■ Task data:
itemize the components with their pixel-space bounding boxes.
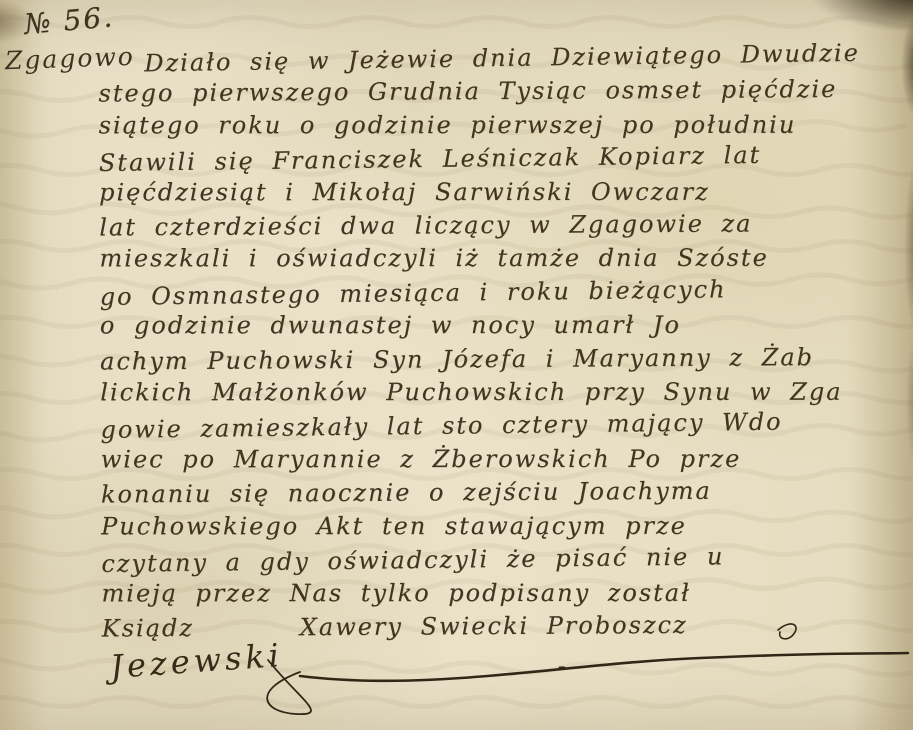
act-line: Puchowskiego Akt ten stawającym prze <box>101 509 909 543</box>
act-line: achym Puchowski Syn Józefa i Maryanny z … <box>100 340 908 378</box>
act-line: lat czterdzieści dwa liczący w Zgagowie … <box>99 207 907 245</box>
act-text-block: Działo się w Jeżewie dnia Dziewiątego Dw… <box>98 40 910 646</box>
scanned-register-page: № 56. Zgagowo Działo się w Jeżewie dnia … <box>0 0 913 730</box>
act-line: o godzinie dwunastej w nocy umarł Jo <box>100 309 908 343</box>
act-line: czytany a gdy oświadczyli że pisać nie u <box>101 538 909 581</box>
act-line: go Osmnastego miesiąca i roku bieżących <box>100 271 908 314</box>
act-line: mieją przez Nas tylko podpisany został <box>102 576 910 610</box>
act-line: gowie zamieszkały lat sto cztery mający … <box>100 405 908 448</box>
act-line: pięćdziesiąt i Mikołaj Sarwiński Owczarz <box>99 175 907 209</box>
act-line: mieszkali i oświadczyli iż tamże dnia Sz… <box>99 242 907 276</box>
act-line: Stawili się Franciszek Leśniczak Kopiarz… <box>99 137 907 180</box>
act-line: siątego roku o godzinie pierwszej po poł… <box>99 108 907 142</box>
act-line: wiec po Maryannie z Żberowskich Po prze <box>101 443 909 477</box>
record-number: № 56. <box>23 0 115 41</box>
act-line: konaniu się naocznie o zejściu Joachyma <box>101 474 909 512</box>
* * *
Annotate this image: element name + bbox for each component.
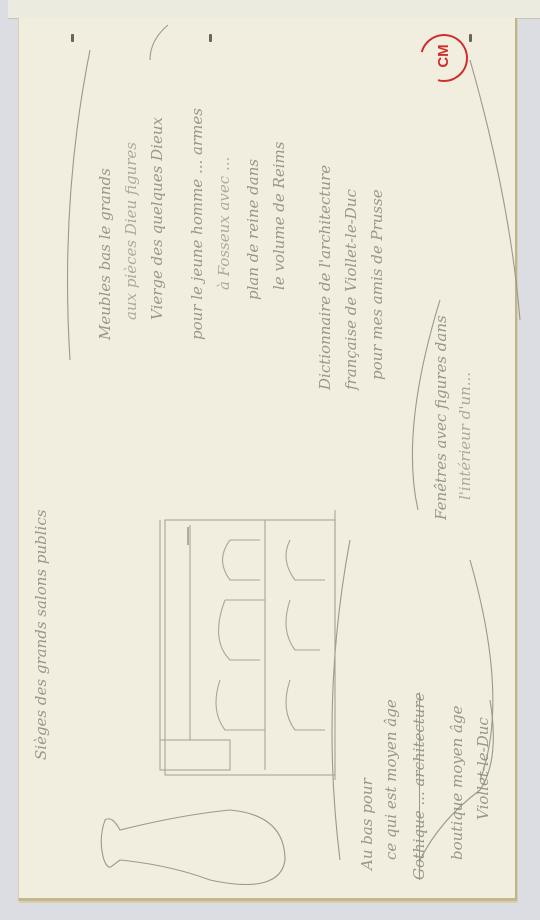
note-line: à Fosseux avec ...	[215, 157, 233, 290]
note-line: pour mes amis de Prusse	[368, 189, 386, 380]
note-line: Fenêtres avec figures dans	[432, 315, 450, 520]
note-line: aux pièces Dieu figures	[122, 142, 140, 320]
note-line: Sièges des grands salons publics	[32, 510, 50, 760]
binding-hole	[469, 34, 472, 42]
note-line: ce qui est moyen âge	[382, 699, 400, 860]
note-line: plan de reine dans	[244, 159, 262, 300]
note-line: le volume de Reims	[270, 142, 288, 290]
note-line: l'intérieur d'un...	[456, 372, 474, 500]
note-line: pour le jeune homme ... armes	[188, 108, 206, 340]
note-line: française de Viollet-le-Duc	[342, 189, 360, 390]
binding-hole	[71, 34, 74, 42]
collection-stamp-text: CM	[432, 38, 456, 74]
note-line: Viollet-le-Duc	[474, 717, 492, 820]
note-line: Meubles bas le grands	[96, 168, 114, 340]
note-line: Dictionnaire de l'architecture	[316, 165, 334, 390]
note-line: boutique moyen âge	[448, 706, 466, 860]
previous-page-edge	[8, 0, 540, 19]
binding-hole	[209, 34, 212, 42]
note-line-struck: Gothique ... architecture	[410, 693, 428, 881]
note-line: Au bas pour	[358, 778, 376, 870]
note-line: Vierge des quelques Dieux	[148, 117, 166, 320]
...
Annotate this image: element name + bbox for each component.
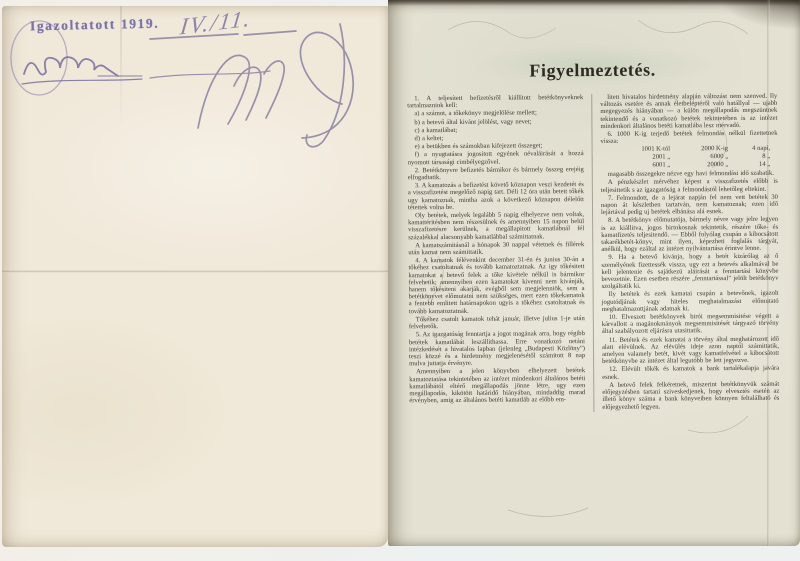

■ Problem details:
Copy the rows above word for word, starting at the line that contains "itemize the components" and ending at the line that contains "act-line: Stawili się". Leave the pictures out of your answer.

■ Complete output:
itemize the components with their pixel-space bounding boxes.
act-line: Puchowskiego Akt ten stawającym prze <box>101 509 909 543</box>
act-line: achym Puchowski Syn Józefa i Maryanny z … <box>100 340 908 378</box>
act-line: lat czterdzieści dwa liczący w Zgagowie … <box>99 207 907 245</box>
act-text-block: Działo się w Jeżewie dnia Dziewiątego Dw… <box>98 40 910 646</box>
scanned-register-page: № 56. Zgagowo Działo się w Jeżewie dnia … <box>0 0 913 730</box>
act-line: o godzinie dwunastej w nocy umarł Jo <box>100 309 908 343</box>
act-line: czytany a gdy oświadczyli że pisać nie u <box>101 538 909 581</box>
act-line: go Osmnastego miesiąca i roku bieżących <box>100 271 908 314</box>
act-line: mieją przez Nas tylko podpisany został <box>102 576 910 610</box>
act-line: gowie zamieszkały lat sto cztery mający … <box>100 405 908 448</box>
act-line: pięćdziesiąt i Mikołaj Sarwiński Owczarz <box>99 175 907 209</box>
act-line: mieszkali i oświadczyli iż tamże dnia Sz… <box>99 242 907 276</box>
act-line: Stawili się Franciszek Leśniczak Kopiarz… <box>99 137 907 180</box>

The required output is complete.